**Extrait cité:**
______
Wwoof autour du monde

C'est l'histoire d'une journaliste qui va se nettoyer les neurones durant un an en faisant du wwoofing autour du monde.

Pour ceux qui ne connaissent pas, wwoofing: willing workers on organic farms, c'est-à-dire aider des agriculteurs bio et en échange être logé et nourri.

Pourquoi du wwoofing? Parce qu'il combine tout ce que j'aime: la nature, le grand air - ah, les mains dans la terre, finir sa journée crottée - les voyages, les rencontres... Et surtout, je n'avais pas envie de "voyager pour voyager", mais trouver un fil conducteur et apporter ma petite contribution à une autre façon d'envisager notre monde.

Attention! Ce n'est pas un travail journalistique que je fais ici, je ne prétends pas à l'exactitude, mais au partage de ce que je vis. Pour le plaisir, simplement...

mercredi 29 juillet 2015

Sonny, fabuleux conteur


Etre à Debaj, sur l'île de Manitoulin, c’est une chance unique de découvrir – du moins un petit peu – un pan de la culture amérindienne.  Cela a commencé dès le premier soir, lorsque Ashley Manitowabi est venu me chercher à ma descente du bus à Espanola. Tandis que ses filles Hope (Espoir) et Patience gazouillaient à l’arrière de la voiture en chemin vers la ville de Manitowaning, il m’a parlé de l’origine du mot « Canada ». Le vrai nom est Kini Endwat « la maison de tous » en mohawk, et les Britanniques l’ont transformé en Canada. Il m’a aussi parlé des trois peuples natifs de l’île, les Ojibway, les Odawa (qui ont donné leur nom à la capitale Ottawa) et les Potawotami, qui forment la confédération des Trois feux. Nous avons aussi longé un lac où il m’a dit se trouver le Rocher des rêves, où les gens allaient jeuner pour avoir des visions. Aujourd’hui encore, ils vont y jeuner. Ont-ils des visions ? Je ne sais…


Debajehmujig, les conteurs. Parmi ceux-ci, il y a Sonny, un fantastique conteur. Pas comme on pourrait l’imaginer, version « vieux sage indien et méditatif », même si ses longs cheveux sont retenus par un bandeau comme chez les Navajos. Au contraire. Il raconte comme on parle entre potes, et ajoute une pointe d’ironie savoureuse. Durant plus de deux heures, il m’a raconté l’histoire des nations indiennes, et quelques unes des légendes. J’ai d’abord voulu prendre des notes – réflexe de journaliste – et puis j’ai arrêté, pour simplement m’imbiber de tout ce qu’il me contait… Je retransmets autant que je le peux ce qu'il m'a dit, mais on me pardonnera d'éventuelles erreurs...
______
**Lignes de données:**
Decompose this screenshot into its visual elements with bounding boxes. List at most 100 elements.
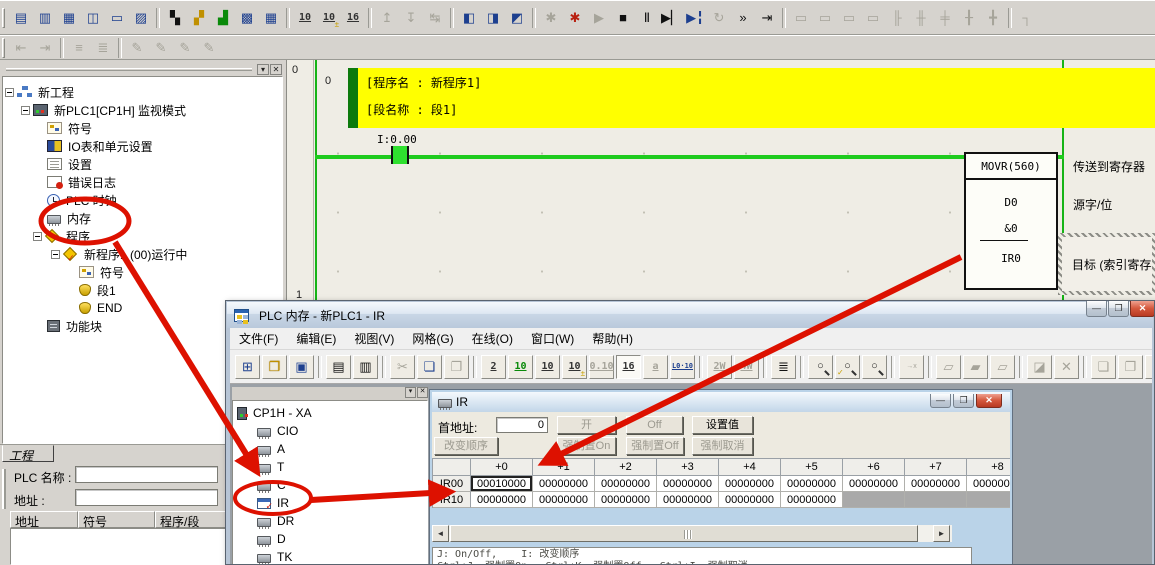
value-cell[interactable]: 00000000	[657, 492, 719, 508]
show-rung-annotations-icon[interactable]: ≣	[92, 37, 114, 59]
new-closed-coil-icon[interactable]: ╋	[982, 7, 1004, 29]
change-monitor-icon[interactable]: ▰	[963, 355, 988, 379]
compare-program-icon[interactable]: ↹	[424, 7, 446, 29]
fill-data-icon[interactable]: ◪	[1027, 355, 1052, 379]
memory-window-titlebar[interactable]: PLC 内存 - 新PLC1 - IR	[227, 302, 1153, 328]
new-or-contact-icon[interactable]: ╪	[934, 7, 956, 29]
zoom-icon[interactable]: ○	[862, 355, 887, 379]
set-value-button[interactable]: 设置值	[692, 416, 753, 434]
run-to-end-icon[interactable]: ⇥	[756, 7, 778, 29]
panel-close-button[interactable]: ✕	[270, 64, 282, 75]
panel-menu-button[interactable]: ▾	[257, 64, 269, 75]
undo-edit-icon[interactable]: ✎	[150, 37, 172, 59]
tree-item-settings[interactable]: 设置	[3, 155, 282, 173]
symbol-table-icon[interactable]: ▞	[188, 7, 210, 29]
value-cell[interactable]: 00000000	[533, 476, 595, 492]
two-word-icon[interactable]: 2W	[707, 355, 732, 379]
cancel-transfer-icon[interactable]: ✕	[1054, 355, 1079, 379]
transfer-up-icon[interactable]: ↥	[376, 7, 398, 29]
tree-item-io-table[interactable]: IO表和单元设置	[3, 137, 282, 155]
tree-item-t[interactable]: T	[233, 458, 427, 476]
monitor-decimal-icon[interactable]: 10	[294, 7, 316, 29]
output-window-icon[interactable]: ◫	[82, 7, 104, 29]
tree-item-c[interactable]: C	[233, 476, 427, 494]
minimize-button[interactable]: —	[1086, 301, 1107, 317]
ladder-view-icon[interactable]: ▩	[236, 7, 258, 29]
value-cell[interactable]: 00000000	[967, 476, 1010, 492]
menu-item[interactable]: 文件(F)	[230, 327, 287, 350]
value-cell-empty[interactable]	[843, 492, 905, 508]
value-cell[interactable]: 00000000	[781, 492, 843, 508]
collapse-icon[interactable]	[51, 250, 60, 259]
cross-reference-icon[interactable]: ▭	[106, 7, 128, 29]
mnemonic-view-icon[interactable]: ▦	[260, 7, 282, 29]
close-button[interactable]: ✕	[1130, 301, 1155, 317]
redo-edit-icon[interactable]: ✎	[174, 37, 196, 59]
four-word-icon[interactable]: 4W	[734, 355, 759, 379]
cut-icon[interactable]: ✂	[390, 355, 415, 379]
menu-item[interactable]: 编辑(E)	[287, 327, 345, 350]
stop-icon[interactable]: ■	[612, 7, 634, 29]
new-window-icon[interactable]: ▤	[10, 7, 32, 29]
force-cancel-button[interactable]: 强制取消	[692, 437, 753, 455]
menu-item[interactable]: 视图(V)	[345, 327, 403, 350]
menu-item[interactable]: 帮助(H)	[583, 327, 642, 350]
compile-icon[interactable]: ▚	[164, 7, 186, 29]
binary-format-icon[interactable]: 2	[481, 355, 506, 379]
ir-restore-button[interactable]: ❐	[953, 394, 974, 408]
value-cell-empty[interactable]	[905, 492, 967, 508]
panel-close-button[interactable]: ✕	[417, 387, 428, 398]
value-cell[interactable]: 00000000	[781, 476, 843, 492]
ascii-format-icon[interactable]: a	[643, 355, 668, 379]
transfer-options-icon[interactable]: ◩	[506, 7, 528, 29]
tree-item-plc-clock[interactable]: PLC 时钟	[3, 191, 282, 209]
tree-item-plc[interactable]: 新PLC1[CP1H] 监视模式	[3, 101, 282, 119]
decimal-format-icon[interactable]: 10	[535, 355, 560, 379]
address-field[interactable]	[75, 489, 218, 506]
tree-item-error-log[interactable]: 错误日志	[3, 173, 282, 191]
step-into-icon[interactable]: ▶╏	[684, 7, 706, 29]
pause-monitoring-icon[interactable]: ✱	[540, 7, 562, 29]
tree-item-ir[interactable]: IR	[233, 494, 427, 512]
panel-menu-button[interactable]: ▾	[405, 387, 416, 398]
tree-item-program1[interactable]: 新程序1 (00)运行中	[3, 245, 282, 263]
toolbar-grip[interactable]	[2, 38, 5, 58]
ir-window-titlebar[interactable]: IR	[432, 392, 1010, 412]
properties-icon[interactable]: ▨	[130, 7, 152, 29]
panel-drag-bar[interactable]	[6, 68, 252, 71]
address-format-icon[interactable]: L0·10	[670, 355, 695, 379]
monitor-hex-icon[interactable]: 16	[342, 7, 364, 29]
off-button[interactable]: Off	[626, 416, 683, 434]
print-icon[interactable]: ▤	[326, 355, 351, 379]
new-closed-contact-icon[interactable]: ╫	[910, 7, 932, 29]
tree-item-cio[interactable]: CIO	[233, 422, 427, 440]
force-off-button[interactable]: 强制置Off	[626, 437, 684, 455]
bcd-format-icon[interactable]: 10	[508, 355, 533, 379]
copy-icon[interactable]: ❏	[417, 355, 442, 379]
new-contact-icon[interactable]: ╟	[886, 7, 908, 29]
print-preview-icon[interactable]: ▥	[353, 355, 378, 379]
paste-icon[interactable]: ❐	[444, 355, 469, 379]
menu-item[interactable]: 网格(G)	[403, 327, 462, 350]
scrollbar-thumb[interactable]	[450, 525, 918, 542]
ir-minimize-button[interactable]: —	[930, 394, 951, 408]
new-coil-icon[interactable]: ╂	[958, 7, 980, 29]
value-cell[interactable]: 00000000	[595, 492, 657, 508]
value-cell[interactable]: 00000000	[657, 476, 719, 492]
tree-item-tk[interactable]: TK	[233, 548, 427, 565]
section-list-icon[interactable]: ▟	[212, 7, 234, 29]
find-icon[interactable]: ○	[808, 355, 833, 379]
step-run-icon[interactable]: ▶▏	[660, 7, 682, 29]
text-mode-icon[interactable]: ▭	[862, 7, 884, 29]
tree-item-section1[interactable]: 段1	[3, 281, 282, 299]
tree-item-memory[interactable]: 内存	[3, 209, 282, 227]
new-vertical-line-icon[interactable]: ┐	[1016, 7, 1038, 29]
transfer-down-icon[interactable]: ↧	[400, 7, 422, 29]
value-cell[interactable]: 00000000	[471, 492, 533, 508]
show-comments-icon[interactable]: ≡	[68, 37, 90, 59]
on-button[interactable]: 开	[557, 416, 616, 434]
force-on-button[interactable]: 强制置On	[557, 437, 616, 455]
monitor-mode-icon[interactable]: ◨	[482, 7, 504, 29]
selection-mode-icon[interactable]: ▭	[790, 7, 812, 29]
collapse-icon[interactable]	[5, 88, 14, 97]
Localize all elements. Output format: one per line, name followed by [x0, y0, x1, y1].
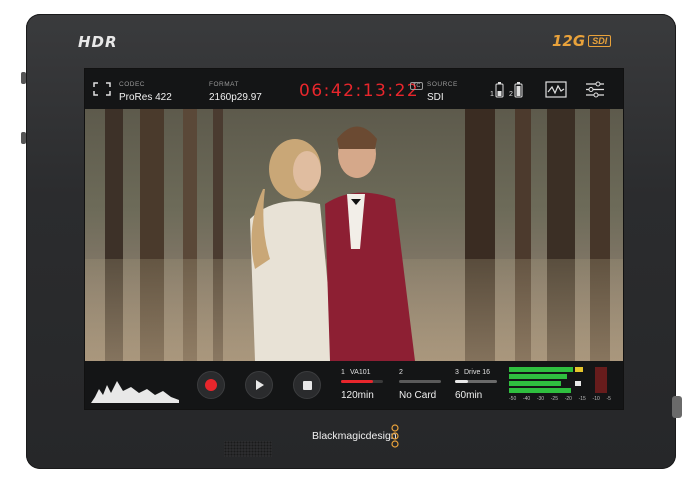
audio-meters[interactable]: -50 -40 -30 -25 -20 -15 -10 -5 [509, 365, 611, 405]
brand-logo: Blackmagicdesign [312, 424, 399, 448]
source-label: SOURCE [427, 81, 458, 88]
slot-3-time: 60min [455, 390, 483, 401]
battery-1-label: 1 [490, 91, 494, 98]
meter-scale-50: -50 [509, 396, 517, 402]
12g-sdi-badge: 12G SDI [552, 32, 612, 50]
record-icon [205, 379, 217, 391]
format-value[interactable]: 2160p29.97 [209, 92, 262, 103]
meter-scale-20: -20 [564, 396, 572, 402]
slot-1-name: VA101 [350, 369, 371, 376]
hdr-logo: HDR [78, 33, 118, 51]
stop-button[interactable] [293, 371, 321, 399]
source-value[interactable]: SDI [427, 92, 444, 103]
speaker-grille [224, 441, 272, 457]
transport-bar: 1 VA101 120min 2 No Card 3 Drive 16 60mi… [85, 361, 623, 409]
codec-value[interactable]: ProRes 422 [119, 92, 172, 103]
video-preview [85, 109, 623, 361]
side-button-lower[interactable] [21, 132, 26, 144]
settings-sliders-icon[interactable] [585, 81, 605, 98]
play-button[interactable] [245, 371, 273, 399]
fullscreen-icon[interactable] [93, 82, 111, 96]
codec-label: CODEC [119, 81, 145, 88]
histogram-display[interactable] [91, 367, 179, 403]
side-button-upper[interactable] [21, 72, 26, 84]
meter-scale-25: -25 [550, 396, 558, 402]
format-label: FORMAT [209, 81, 239, 88]
meter-scale-40: -40 [522, 396, 531, 402]
brand-name: Blackmagicdesign [312, 430, 397, 442]
stop-icon [302, 380, 312, 390]
record-button[interactable] [197, 371, 225, 399]
badge-12g: 12G [552, 32, 586, 50]
badge-sdi: SDI [588, 35, 612, 47]
meter-scale-15: -15 [578, 396, 586, 402]
meter-scale-5: -5 [606, 396, 611, 402]
status-bar: CODEC ProRes 422 FORMAT 2160p29.97 06:42… [85, 69, 623, 109]
touch-screen[interactable]: CODEC ProRes 422 FORMAT 2160p29.97 06:42… [84, 68, 624, 410]
slot-1-number: 1 [341, 369, 345, 376]
meter-scale-10: -10 [592, 396, 600, 402]
timecode-display[interactable]: 06:42:13:22 [299, 81, 419, 101]
battery-icon[interactable]: 1 2 [490, 80, 530, 100]
tc-badge: TC [410, 82, 424, 90]
meter-scale-30: -30 [536, 396, 545, 402]
power-connector [672, 396, 682, 418]
slot-3-number: 3 [455, 369, 459, 376]
slot-1-time: 120min [341, 390, 374, 401]
play-icon [256, 380, 264, 390]
battery-2-label: 2 [509, 91, 513, 98]
slot-2-time: No Card [399, 390, 437, 401]
brand-mark-icon [391, 424, 399, 448]
scope-icon[interactable] [545, 81, 567, 98]
slot-2-number: 2 [399, 369, 403, 376]
slot-3-name: Drive 16 [464, 369, 491, 376]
______
**Consignes:**
1. Répondez brièvement à ces questions sur l'extrait consacré au wwoofing :
(a) Quel nom mohawk serait à l'origine du mot « Canada », et que signifie-t-il ?
(b) Quels sont les trois peuples natifs de l'île mentionnés ?
(c) Combien de temps Sonny a-t-il passé à raconter l'histoire des nations indiennes ?
2. Transcrivez sans rien changer tout le passage de l'extrait, depuis « Pour ceux qui » jusqu'à « d'envisager notre monde. ».
Appuyez-vous uniquement sur l'extrait pour répondre.

**Corrigé:**
1.
(a) Kini Endwat, qui signifie « la maison de tous ».
(b) Les Ojibway, les Odawa et les Potawotami.
(c) Plus de deux heures.

2.
Pour ceux qui ne connaissent pas, wwoofing: willing workers on organic farms, c'est-à-dire aider des agriculteurs bio et en échange être logé et nourri.

Pourquoi du wwoofing? Parce qu'il combine tout ce que j'aime: la nature, le grand air - ah, les mains dans la terre, finir sa journée crottée - les voyages, les rencontres... Et surtout, je n'avais pas envie de "voyager pour voyager", mais trouver un fil conducteur et apporter ma petite contribution à une autre façon d'envisager notre monde.